EXERCISE AIM
Comb the records below for the string "červená" and copy each line where it turns up.

MATERIALS PROVIDED
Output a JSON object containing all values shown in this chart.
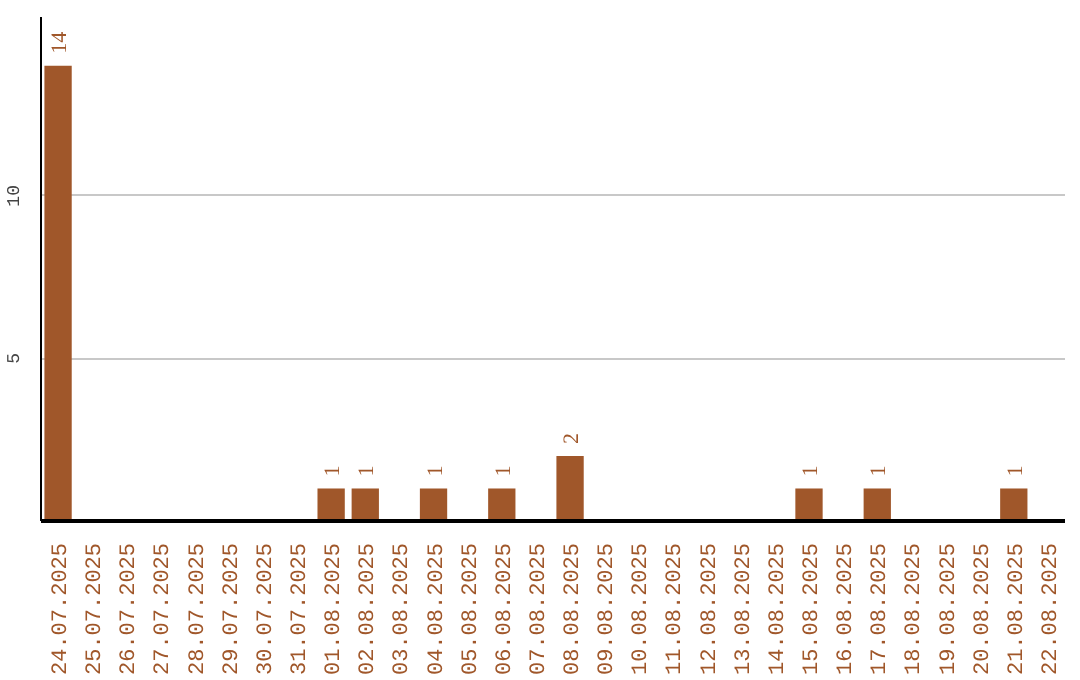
{
  "chart_data": {
    "type": "bar",
    "categories": [
      "24.07.2025",
      "25.07.2025",
      "26.07.2025",
      "27.07.2025",
      "28.07.2025",
      "29.07.2025",
      "30.07.2025",
      "31.07.2025",
      "01.08.2025",
      "02.08.2025",
      "03.08.2025",
      "04.08.2025",
      "05.08.2025",
      "06.08.2025",
      "07.08.2025",
      "08.08.2025",
      "09.08.2025",
      "10.08.2025",
      "11.08.2025",
      "12.08.2025",
      "13.08.2025",
      "14.08.2025",
      "15.08.2025",
      "16.08.2025",
      "17.08.2025",
      "18.08.2025",
      "19.08.2025",
      "20.08.2025",
      "21.08.2025",
      "22.08.2025"
    ],
    "values": [
      14,
      0,
      0,
      0,
      0,
      0,
      0,
      0,
      1,
      1,
      0,
      1,
      0,
      1,
      0,
      2,
      0,
      0,
      0,
      0,
      0,
      0,
      1,
      0,
      1,
      0,
      0,
      0,
      1,
      0
    ],
    "value_labels": [
      "14",
      null,
      null,
      null,
      null,
      null,
      null,
      null,
      "1",
      "1",
      null,
      "1",
      null,
      "1",
      null,
      "2",
      null,
      null,
      null,
      null,
      null,
      null,
      "1",
      null,
      "1",
      null,
      null,
      null,
      "1",
      null
    ],
    "color": "#a0572a",
    "ylim": [
      0,
      15.5
    ],
    "yticks": [
      5,
      10
    ],
    "grid": "y"
  }
}
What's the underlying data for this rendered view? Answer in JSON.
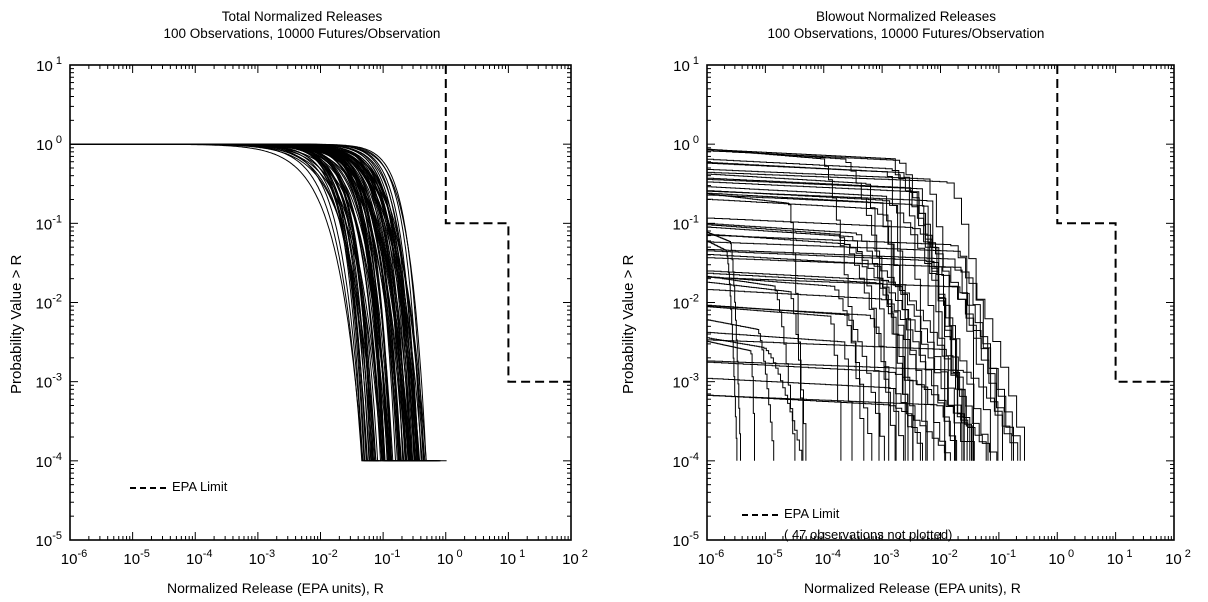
{
  "chart_data": [
    {
      "type": "line",
      "title": "Total Normalized Releases",
      "subtitle": "100 Observations, 10000 Futures/Observation",
      "xlabel": "Normalized Release (EPA units), R",
      "ylabel": "Probability Value > R",
      "xscale": "log",
      "yscale": "log",
      "xlim": [
        1e-06,
        100
      ],
      "ylim": [
        1e-05,
        10
      ],
      "x_ticks": [
        "10-6",
        "10-5",
        "10-4",
        "10-3",
        "10-2",
        "10-1",
        "10 0",
        "10 1",
        "10 2"
      ],
      "y_ticks": [
        "10-5",
        "10-4",
        "10-3",
        "10-2",
        "10-1",
        "10 0",
        "10 1"
      ],
      "legend": {
        "position": "bottom-left",
        "entries": [
          "EPA Limit"
        ]
      },
      "epa_limit": {
        "name": "EPA Limit",
        "x": [
          1,
          1,
          10,
          10,
          100
        ],
        "y": [
          10,
          0.1,
          0.1,
          0.001,
          0.001
        ]
      },
      "ccdf_curves": {
        "count": 100,
        "p_start": 1.0,
        "p_end": 0.0001,
        "x_at_min_probability_range": [
          0.045,
          0.5
        ]
      }
    },
    {
      "type": "line",
      "title": "Blowout Normalized Releases",
      "subtitle": "100 Observations, 10000 Futures/Observation",
      "xlabel": "Normalized Release (EPA units), R",
      "ylabel": "Probability Value > R",
      "xscale": "log",
      "yscale": "log",
      "xlim": [
        1e-06,
        100
      ],
      "ylim": [
        1e-05,
        10
      ],
      "x_ticks": [
        "10-6",
        "10-5",
        "10-4",
        "10-3",
        "10-2",
        "10-1",
        "10 0",
        "10 1",
        "10 2"
      ],
      "y_ticks": [
        "10-5",
        "10-4",
        "10-3",
        "10-2",
        "10-1",
        "10 0",
        "10 1"
      ],
      "legend": {
        "position": "bottom-left",
        "entries": [
          "EPA Limit"
        ]
      },
      "annotation": "( 47 observations not plotted)",
      "epa_limit": {
        "name": "EPA Limit",
        "x": [
          1,
          1,
          10,
          10,
          100
        ],
        "y": [
          10,
          0.1,
          0.1,
          0.001,
          0.001
        ]
      },
      "ccdf_curves": {
        "count": 53,
        "p_start_range": [
          0.0002,
          1.0
        ],
        "p_end": 0.0001,
        "x_at_min_probability_range": [
          1e-06,
          0.3
        ]
      }
    }
  ]
}
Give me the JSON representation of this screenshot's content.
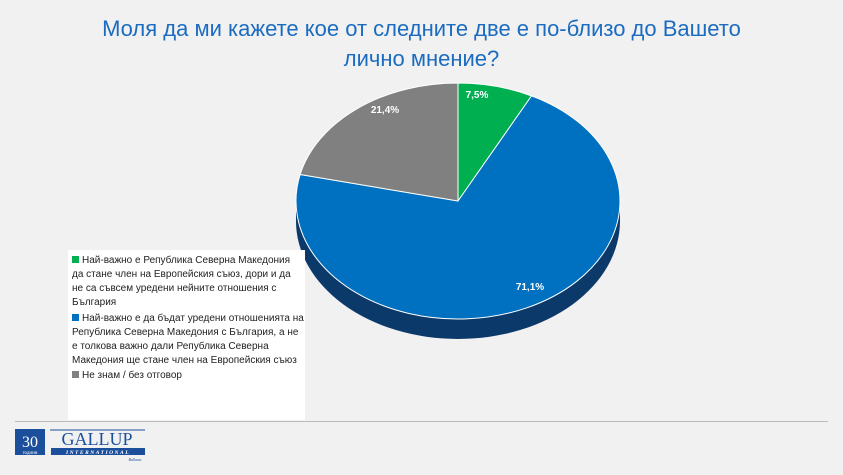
{
  "chart_data": {
    "type": "pie",
    "title": "Моля да ми кажете кое от следните две е по-близо до Вашето лично мнение?",
    "title_lines": [
      "Моля да ми кажете кое от следните две е по-близо до Вашето",
      "лично мнение?"
    ],
    "slices": [
      {
        "label": "Най-важно е Република Северна Македония да стане член на Европейския съюз, дори и да не са съвсем уредени нейните отношения с България",
        "value": 7.5,
        "value_label": "7,5%",
        "color": "#00b050"
      },
      {
        "label": "Най-важно е да бъдат уредени отношенията на Република Северна Македония с България, а не е толкова важно дали Република Северна Македония ще стане член на Европейския съюз",
        "value": 71.1,
        "value_label": "71,1%",
        "color": "#0070c0",
        "side": "#0b3a6a"
      },
      {
        "label": "Не знам / без отговор",
        "value": 21.4,
        "value_label": "21,4%",
        "color": "#808080"
      }
    ],
    "legend_position": "left"
  },
  "logo": {
    "years": "30",
    "years_sub": "години",
    "brand": "GALLUP",
    "sub": "INTERNATIONAL",
    "region": "Balkans"
  }
}
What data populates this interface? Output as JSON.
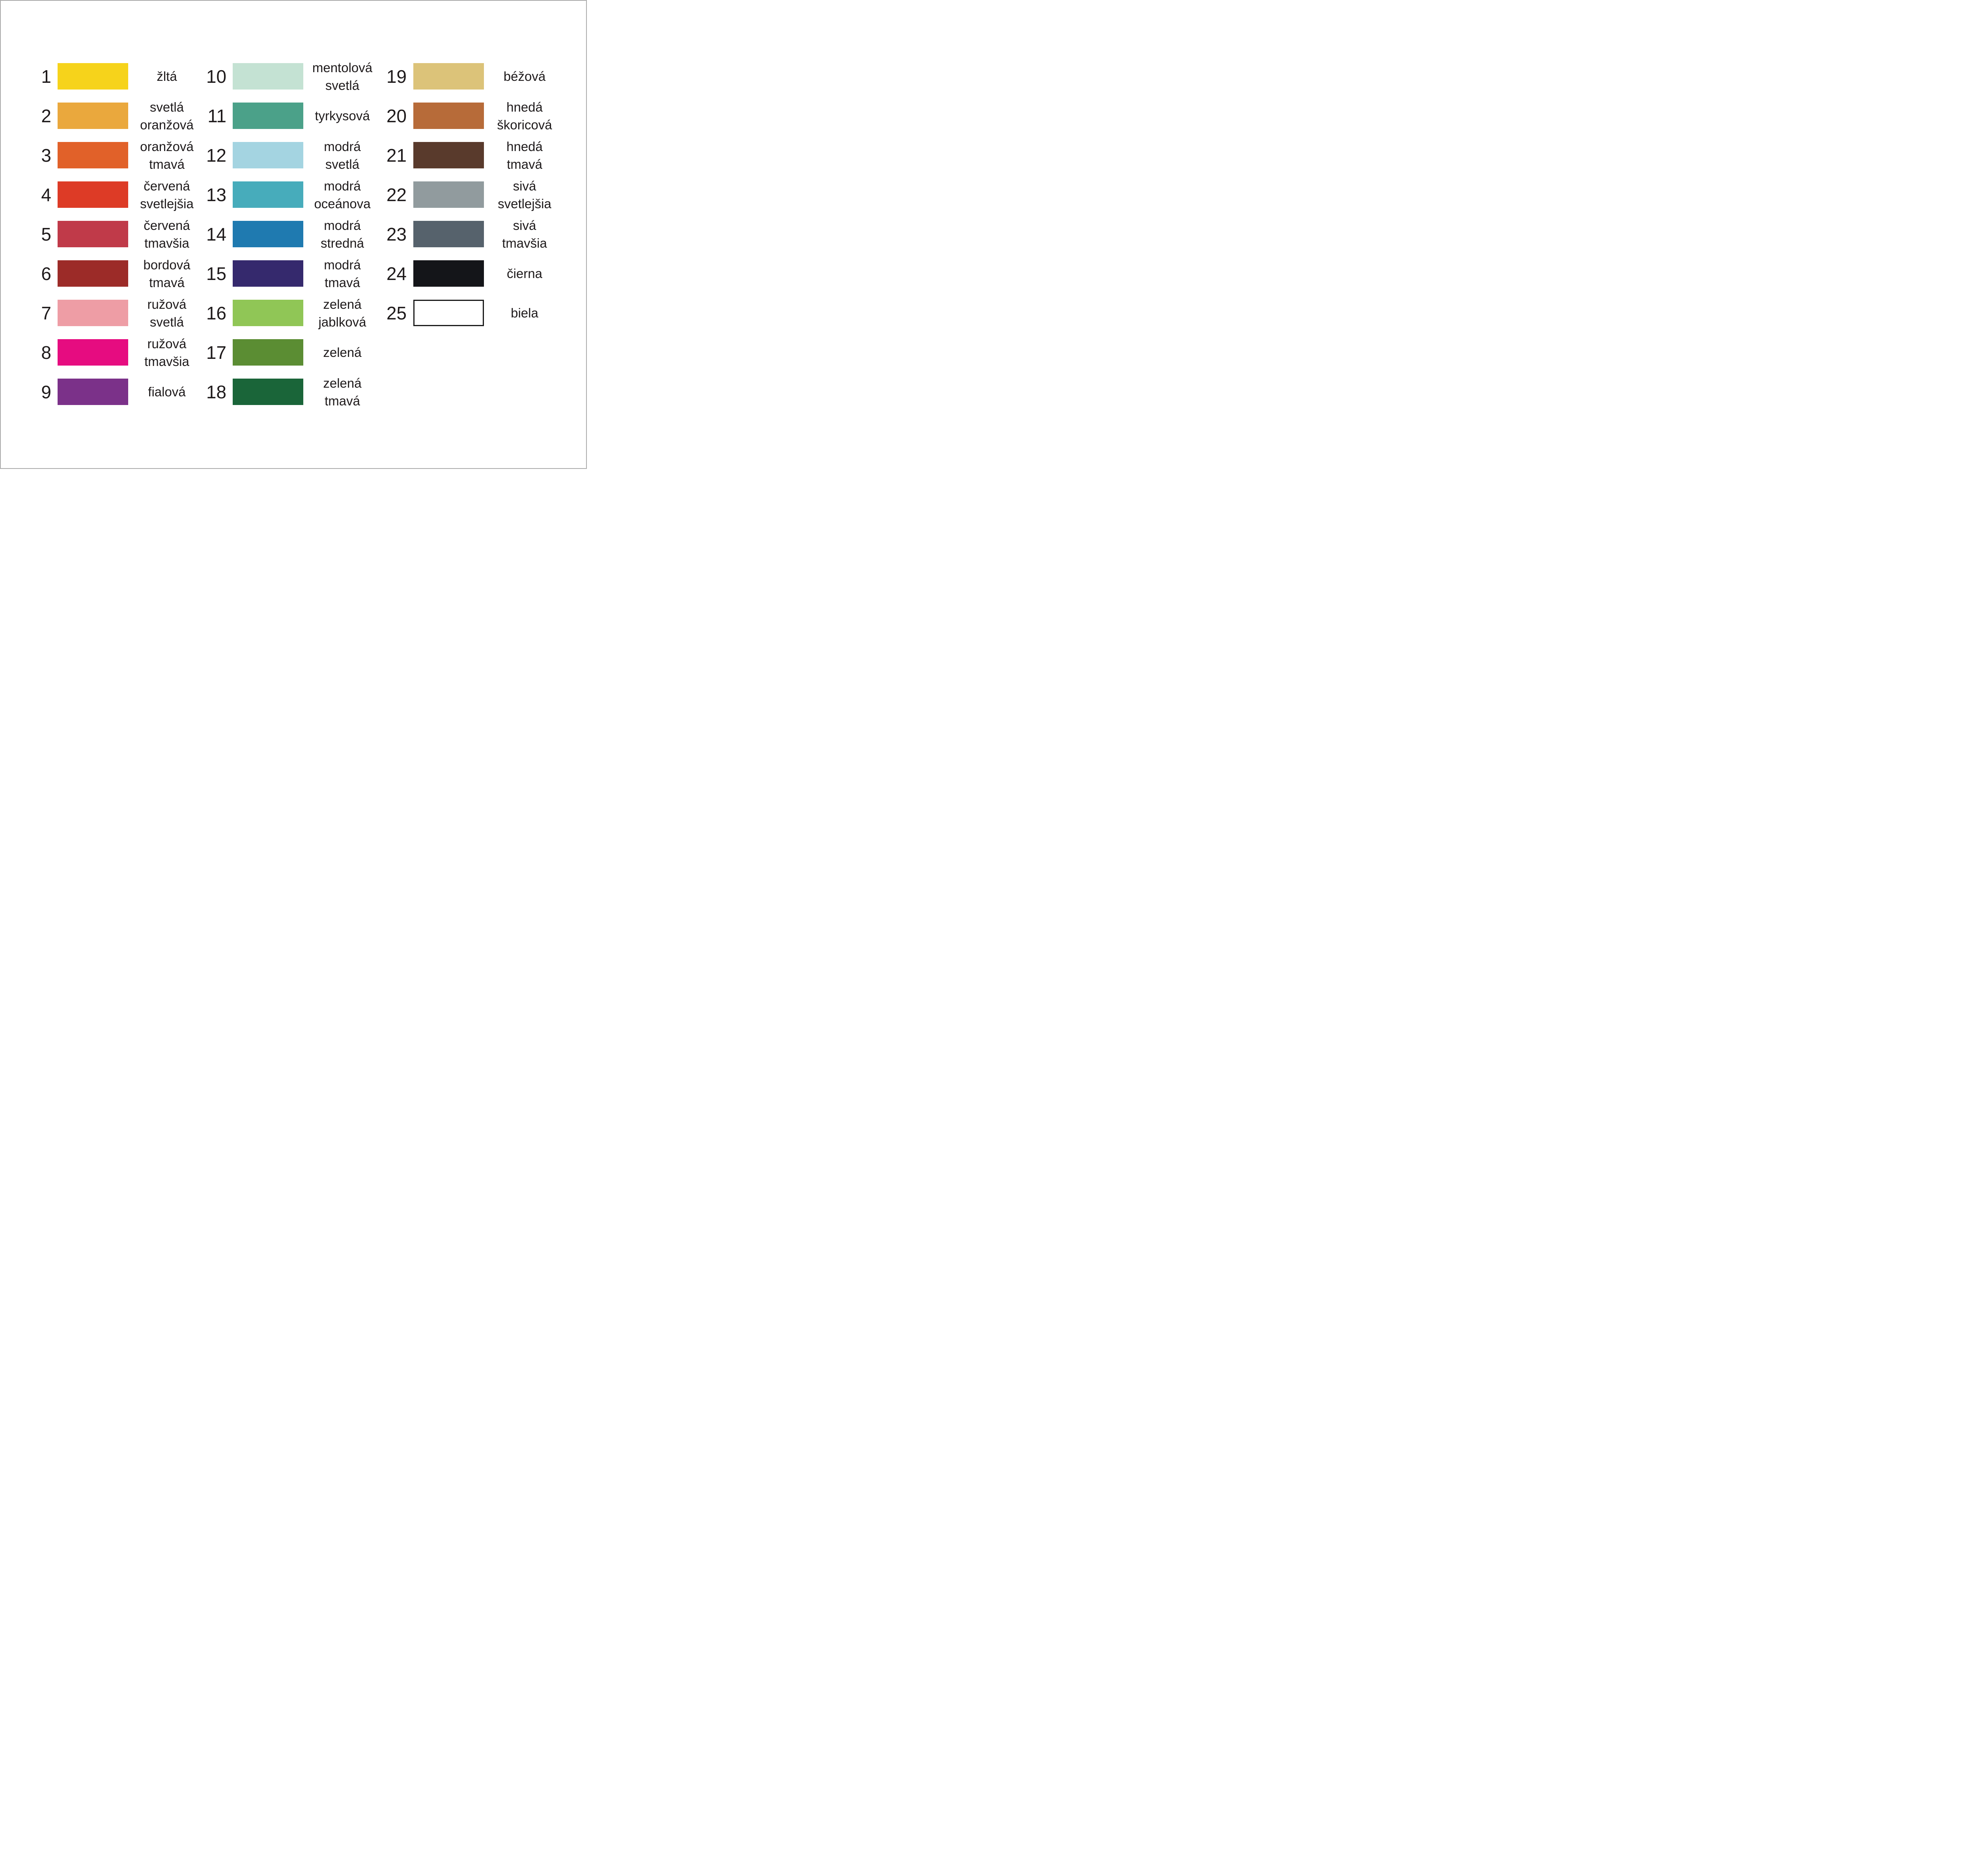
{
  "page": {
    "background": "#FFFFFF",
    "frame_border_color": "#ABABAB",
    "text_color": "#1E1A1B",
    "outline_swatch_border_color": "#1A1A1A"
  },
  "chart_data": {
    "type": "table",
    "description_visible_text_language": "Slovak color names",
    "layout": {
      "columns": 3,
      "rows_per_column": [
        9,
        9,
        7
      ],
      "legend_position": "grid",
      "grid": false
    },
    "rows": [
      {
        "number": 1,
        "name": "žltá",
        "name_lines": [
          "žltá"
        ],
        "color": "#F6D31B"
      },
      {
        "number": 2,
        "name": "svetlá oranžová",
        "name_lines": [
          "svetlá",
          "oranžová"
        ],
        "color": "#EAA83D"
      },
      {
        "number": 3,
        "name": "oranžová tmavá",
        "name_lines": [
          "oranžová",
          "tmavá"
        ],
        "color": "#E16129"
      },
      {
        "number": 4,
        "name": "červená svetlejšia",
        "name_lines": [
          "červená",
          "svetlejšia"
        ],
        "color": "#DD3B26"
      },
      {
        "number": 5,
        "name": "červená tmavšia",
        "name_lines": [
          "červená",
          "tmavšia"
        ],
        "color": "#C03A49"
      },
      {
        "number": 6,
        "name": "bordová tmavá",
        "name_lines": [
          "bordová",
          "tmavá"
        ],
        "color": "#9C2B28"
      },
      {
        "number": 7,
        "name": "ružová svetlá",
        "name_lines": [
          "ružová",
          "svetlá"
        ],
        "color": "#EE9DA5"
      },
      {
        "number": 8,
        "name": "ružová tmavšia",
        "name_lines": [
          "ružová",
          "tmavšia"
        ],
        "color": "#E60C80"
      },
      {
        "number": 9,
        "name": "fialová",
        "name_lines": [
          "fialová"
        ],
        "color": "#7B3189"
      },
      {
        "number": 10,
        "name": "mentolová svetlá",
        "name_lines": [
          "mentolová",
          "svetlá"
        ],
        "color": "#C4E2D3"
      },
      {
        "number": 11,
        "name": "tyrkysová",
        "name_lines": [
          "tyrkysová"
        ],
        "color": "#4BA189"
      },
      {
        "number": 12,
        "name": "modrá svetlá",
        "name_lines": [
          "modrá",
          "svetlá"
        ],
        "color": "#A4D4E1"
      },
      {
        "number": 13,
        "name": "modrá oceánova",
        "name_lines": [
          "modrá",
          "oceánova"
        ],
        "color": "#47ACBB"
      },
      {
        "number": 14,
        "name": "modrá stredná",
        "name_lines": [
          "modrá",
          "stredná"
        ],
        "color": "#1F7AB0"
      },
      {
        "number": 15,
        "name": "modrá tmavá",
        "name_lines": [
          "modrá",
          "tmavá"
        ],
        "color": "#35296D"
      },
      {
        "number": 16,
        "name": "zelená jablková",
        "name_lines": [
          "zelená",
          "jablková"
        ],
        "color": "#90C656"
      },
      {
        "number": 17,
        "name": "zelená",
        "name_lines": [
          "zelená"
        ],
        "color": "#5B8D33"
      },
      {
        "number": 18,
        "name": "zelená tmavá",
        "name_lines": [
          "zelená",
          "tmavá"
        ],
        "color": "#1A6539"
      },
      {
        "number": 19,
        "name": "béžová",
        "name_lines": [
          "béžová"
        ],
        "color": "#DCC379"
      },
      {
        "number": 20,
        "name": "hnedá škoricová",
        "name_lines": [
          "hnedá",
          "škoricová"
        ],
        "color": "#B76B39"
      },
      {
        "number": 21,
        "name": "hnedá tmavá",
        "name_lines": [
          "hnedá",
          "tmavá"
        ],
        "color": "#593A2C"
      },
      {
        "number": 22,
        "name": "sivá svetlejšia",
        "name_lines": [
          "sivá",
          "svetlejšia"
        ],
        "color": "#919B9E"
      },
      {
        "number": 23,
        "name": "sivá tmavšia",
        "name_lines": [
          "sivá",
          "tmavšia"
        ],
        "color": "#56626C"
      },
      {
        "number": 24,
        "name": "čierna",
        "name_lines": [
          "čierna"
        ],
        "color": "#141519"
      },
      {
        "number": 25,
        "name": "biela",
        "name_lines": [
          "biela"
        ],
        "color": "#FFFFFF",
        "outlined": true
      }
    ]
  }
}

FINAL RESULT
        "name": "červená svetlejšia",
          "červená",
        "name": "červená tmavšia",
          "červená",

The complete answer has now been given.